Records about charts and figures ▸
(begin)

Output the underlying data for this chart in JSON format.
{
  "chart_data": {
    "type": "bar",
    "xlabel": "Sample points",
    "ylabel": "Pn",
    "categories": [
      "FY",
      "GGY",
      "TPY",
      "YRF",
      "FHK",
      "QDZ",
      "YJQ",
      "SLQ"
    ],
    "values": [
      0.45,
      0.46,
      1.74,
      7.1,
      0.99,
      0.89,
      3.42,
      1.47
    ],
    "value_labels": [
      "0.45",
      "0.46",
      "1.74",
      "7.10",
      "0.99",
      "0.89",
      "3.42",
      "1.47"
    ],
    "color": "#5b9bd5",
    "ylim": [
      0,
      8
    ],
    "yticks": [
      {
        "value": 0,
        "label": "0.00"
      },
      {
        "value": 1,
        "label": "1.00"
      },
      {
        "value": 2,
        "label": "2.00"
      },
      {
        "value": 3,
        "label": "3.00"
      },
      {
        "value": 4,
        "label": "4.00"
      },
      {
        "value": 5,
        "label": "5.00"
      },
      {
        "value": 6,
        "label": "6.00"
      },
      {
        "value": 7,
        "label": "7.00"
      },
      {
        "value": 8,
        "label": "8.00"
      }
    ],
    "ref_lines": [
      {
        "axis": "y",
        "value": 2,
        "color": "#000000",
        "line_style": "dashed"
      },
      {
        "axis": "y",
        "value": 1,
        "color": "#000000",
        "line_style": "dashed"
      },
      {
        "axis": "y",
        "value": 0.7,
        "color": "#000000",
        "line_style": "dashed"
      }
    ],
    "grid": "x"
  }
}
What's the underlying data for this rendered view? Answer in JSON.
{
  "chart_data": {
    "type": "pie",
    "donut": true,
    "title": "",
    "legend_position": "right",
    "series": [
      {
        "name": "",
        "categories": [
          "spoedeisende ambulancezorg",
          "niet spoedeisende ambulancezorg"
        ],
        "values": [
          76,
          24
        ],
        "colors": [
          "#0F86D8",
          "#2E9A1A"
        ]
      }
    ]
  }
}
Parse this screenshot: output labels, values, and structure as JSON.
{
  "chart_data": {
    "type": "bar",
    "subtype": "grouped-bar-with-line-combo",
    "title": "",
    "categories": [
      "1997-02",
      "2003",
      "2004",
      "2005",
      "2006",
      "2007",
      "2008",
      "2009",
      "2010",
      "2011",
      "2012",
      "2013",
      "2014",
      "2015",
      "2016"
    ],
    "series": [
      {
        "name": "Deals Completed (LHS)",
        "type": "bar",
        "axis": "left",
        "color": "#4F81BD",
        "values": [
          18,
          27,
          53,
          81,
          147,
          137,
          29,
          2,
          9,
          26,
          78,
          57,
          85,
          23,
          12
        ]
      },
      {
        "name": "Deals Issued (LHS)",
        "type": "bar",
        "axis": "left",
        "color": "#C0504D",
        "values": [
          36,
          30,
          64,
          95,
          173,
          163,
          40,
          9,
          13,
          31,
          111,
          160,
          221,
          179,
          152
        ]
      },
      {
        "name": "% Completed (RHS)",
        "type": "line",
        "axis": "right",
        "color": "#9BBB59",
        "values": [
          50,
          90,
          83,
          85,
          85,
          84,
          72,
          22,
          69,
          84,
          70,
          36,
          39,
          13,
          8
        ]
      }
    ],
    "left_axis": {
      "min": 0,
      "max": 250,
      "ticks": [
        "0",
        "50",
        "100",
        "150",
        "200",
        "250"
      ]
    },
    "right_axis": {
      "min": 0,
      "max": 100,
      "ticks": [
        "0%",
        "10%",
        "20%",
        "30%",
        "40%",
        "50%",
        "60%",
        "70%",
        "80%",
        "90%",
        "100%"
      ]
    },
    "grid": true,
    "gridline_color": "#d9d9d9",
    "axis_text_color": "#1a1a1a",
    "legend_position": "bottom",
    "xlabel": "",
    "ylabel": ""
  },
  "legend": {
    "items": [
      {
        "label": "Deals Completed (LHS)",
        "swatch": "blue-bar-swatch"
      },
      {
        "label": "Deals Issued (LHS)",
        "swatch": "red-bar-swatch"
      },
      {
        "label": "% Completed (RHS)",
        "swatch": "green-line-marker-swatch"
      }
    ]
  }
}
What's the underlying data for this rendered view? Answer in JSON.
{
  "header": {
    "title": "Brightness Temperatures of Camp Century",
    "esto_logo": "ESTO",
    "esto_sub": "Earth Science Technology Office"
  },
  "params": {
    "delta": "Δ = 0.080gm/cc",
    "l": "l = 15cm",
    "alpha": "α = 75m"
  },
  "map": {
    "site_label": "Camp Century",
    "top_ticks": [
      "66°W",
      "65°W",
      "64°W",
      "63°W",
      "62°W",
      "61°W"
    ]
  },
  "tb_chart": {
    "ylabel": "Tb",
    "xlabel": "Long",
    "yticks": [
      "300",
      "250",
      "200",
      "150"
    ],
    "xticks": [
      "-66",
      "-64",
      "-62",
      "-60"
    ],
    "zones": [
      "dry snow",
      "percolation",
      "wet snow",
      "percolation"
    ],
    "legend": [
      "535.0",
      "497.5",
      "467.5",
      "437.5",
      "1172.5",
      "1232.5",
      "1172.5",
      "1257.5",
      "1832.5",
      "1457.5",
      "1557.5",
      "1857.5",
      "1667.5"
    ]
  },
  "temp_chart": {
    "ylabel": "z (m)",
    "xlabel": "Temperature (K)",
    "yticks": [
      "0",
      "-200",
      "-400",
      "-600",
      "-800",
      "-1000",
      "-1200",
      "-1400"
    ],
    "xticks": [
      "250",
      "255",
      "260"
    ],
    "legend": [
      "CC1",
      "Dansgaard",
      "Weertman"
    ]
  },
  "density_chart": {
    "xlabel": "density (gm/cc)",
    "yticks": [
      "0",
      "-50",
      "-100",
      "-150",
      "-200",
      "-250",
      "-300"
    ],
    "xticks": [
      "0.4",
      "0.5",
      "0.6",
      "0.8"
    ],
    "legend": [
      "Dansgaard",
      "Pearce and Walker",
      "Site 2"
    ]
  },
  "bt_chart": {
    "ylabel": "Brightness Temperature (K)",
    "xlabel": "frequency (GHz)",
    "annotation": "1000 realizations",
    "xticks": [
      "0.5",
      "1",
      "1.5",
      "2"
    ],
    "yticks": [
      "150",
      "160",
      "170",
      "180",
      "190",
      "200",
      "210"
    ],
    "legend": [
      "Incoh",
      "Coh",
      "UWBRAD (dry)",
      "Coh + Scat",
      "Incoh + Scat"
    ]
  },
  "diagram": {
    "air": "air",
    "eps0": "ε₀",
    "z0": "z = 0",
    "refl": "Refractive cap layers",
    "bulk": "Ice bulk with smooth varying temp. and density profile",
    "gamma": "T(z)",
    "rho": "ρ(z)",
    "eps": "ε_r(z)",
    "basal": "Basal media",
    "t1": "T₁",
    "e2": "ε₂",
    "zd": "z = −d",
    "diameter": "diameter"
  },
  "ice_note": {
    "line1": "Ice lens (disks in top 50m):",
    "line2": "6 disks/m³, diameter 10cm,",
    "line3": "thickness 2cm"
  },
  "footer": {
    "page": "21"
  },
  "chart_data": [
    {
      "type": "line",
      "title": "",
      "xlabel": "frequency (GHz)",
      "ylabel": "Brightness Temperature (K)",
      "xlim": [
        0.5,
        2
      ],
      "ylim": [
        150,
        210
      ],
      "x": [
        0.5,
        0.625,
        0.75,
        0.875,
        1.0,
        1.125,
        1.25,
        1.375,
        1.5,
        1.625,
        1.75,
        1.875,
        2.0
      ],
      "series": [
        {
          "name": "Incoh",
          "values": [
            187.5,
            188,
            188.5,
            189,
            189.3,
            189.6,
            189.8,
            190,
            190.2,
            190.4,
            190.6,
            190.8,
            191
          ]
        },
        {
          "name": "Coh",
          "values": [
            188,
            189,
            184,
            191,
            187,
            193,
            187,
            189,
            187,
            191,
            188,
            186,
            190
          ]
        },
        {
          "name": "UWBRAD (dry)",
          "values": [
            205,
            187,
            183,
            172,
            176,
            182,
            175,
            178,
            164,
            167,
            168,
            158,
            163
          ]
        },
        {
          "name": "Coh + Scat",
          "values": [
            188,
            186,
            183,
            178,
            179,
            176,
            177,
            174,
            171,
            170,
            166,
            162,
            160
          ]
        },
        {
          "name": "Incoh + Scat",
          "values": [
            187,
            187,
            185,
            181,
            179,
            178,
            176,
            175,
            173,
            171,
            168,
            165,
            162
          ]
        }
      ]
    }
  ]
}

(end)

Aim of the task ▸ From the data above, copy out every line with the string "Scat" in it.

Task answer ▸
      "Coh + Scat",
      "Incoh + Scat"
          "name": "Coh + Scat",
          "name": "Incoh + Scat",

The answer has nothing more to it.